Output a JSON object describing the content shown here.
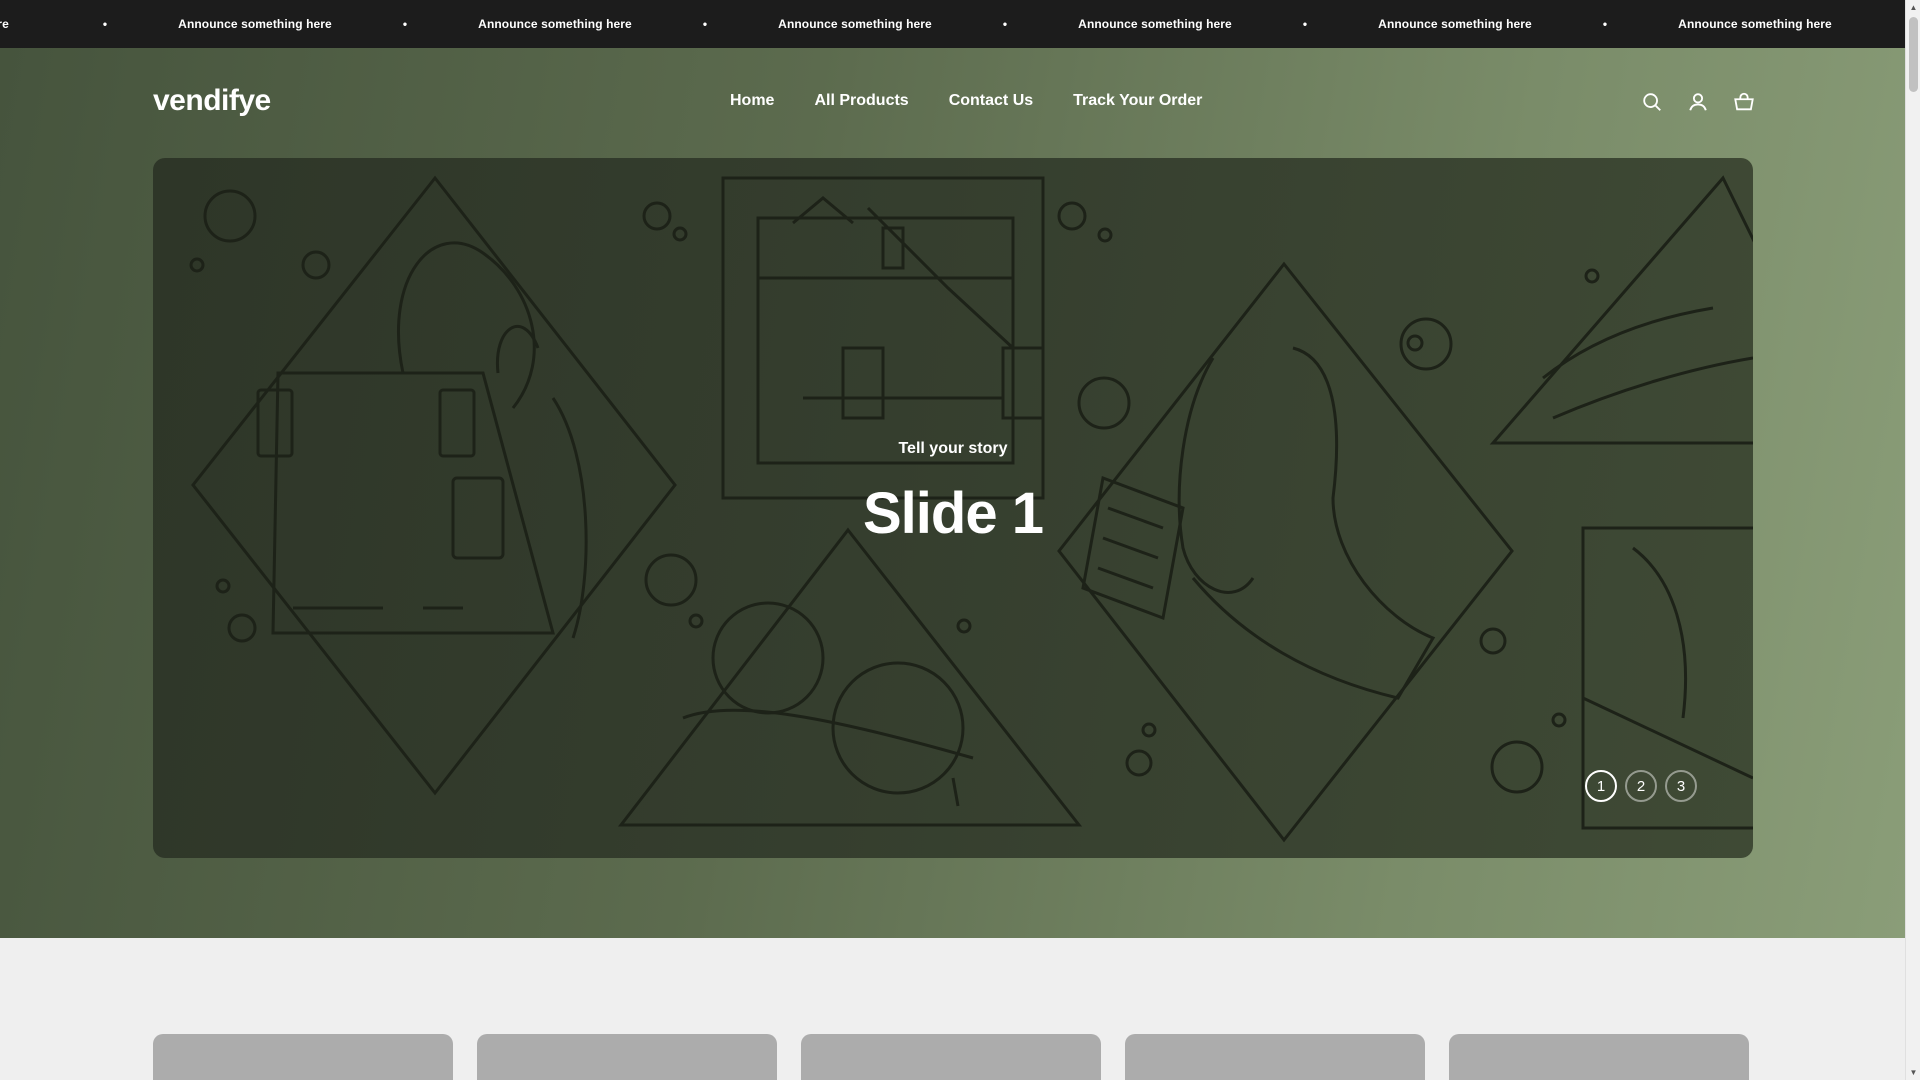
{
  "announcement": {
    "text": "Announce something here",
    "items": [
      "ce something here",
      "Announce something here",
      "Announce something here",
      "Announce something here",
      "Announce something here",
      "Announce something here",
      "Announce something here"
    ],
    "separator": "•"
  },
  "header": {
    "logo": "vendifye",
    "nav": [
      "Home",
      "All Products",
      "Contact Us",
      "Track Your Order"
    ],
    "icons": [
      "search-icon",
      "account-icon",
      "cart-icon"
    ]
  },
  "hero": {
    "subheading": "Tell your story",
    "title": "Slide 1",
    "dots": [
      "1",
      "2",
      "3"
    ],
    "active_dot": 0
  },
  "colors": {
    "announcement_bg": "#1c1c1c",
    "hero_gradient_start": "#46543d",
    "hero_gradient_end": "#8a9d78",
    "slide_bg": "#353e2e",
    "card_placeholder": "#acacac"
  }
}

#### DESCRIPTION OF THE TASK
Quote the material exactly. Pictures stay out.

#### ANSWER TO THIS TASK
Output a JSON object describing the content shown here.
{
  "announcement": {
    "text": "Announce something here",
    "items": [
      "ce something here",
      "Announce something here",
      "Announce something here",
      "Announce something here",
      "Announce something here",
      "Announce something here",
      "Announce something here"
    ],
    "separator": "•"
  },
  "header": {
    "logo": "vendifye",
    "nav": [
      "Home",
      "All Products",
      "Contact Us",
      "Track Your Order"
    ],
    "icons": [
      "search-icon",
      "account-icon",
      "cart-icon"
    ]
  },
  "hero": {
    "subheading": "Tell your story",
    "title": "Slide 1",
    "dots": [
      "1",
      "2",
      "3"
    ],
    "active_dot": 0
  },
  "colors": {
    "announcement_bg": "#1c1c1c",
    "hero_gradient_start": "#46543d",
    "hero_gradient_end": "#8a9d78",
    "slide_bg": "#353e2e",
    "card_placeholder": "#acacac"
  }
}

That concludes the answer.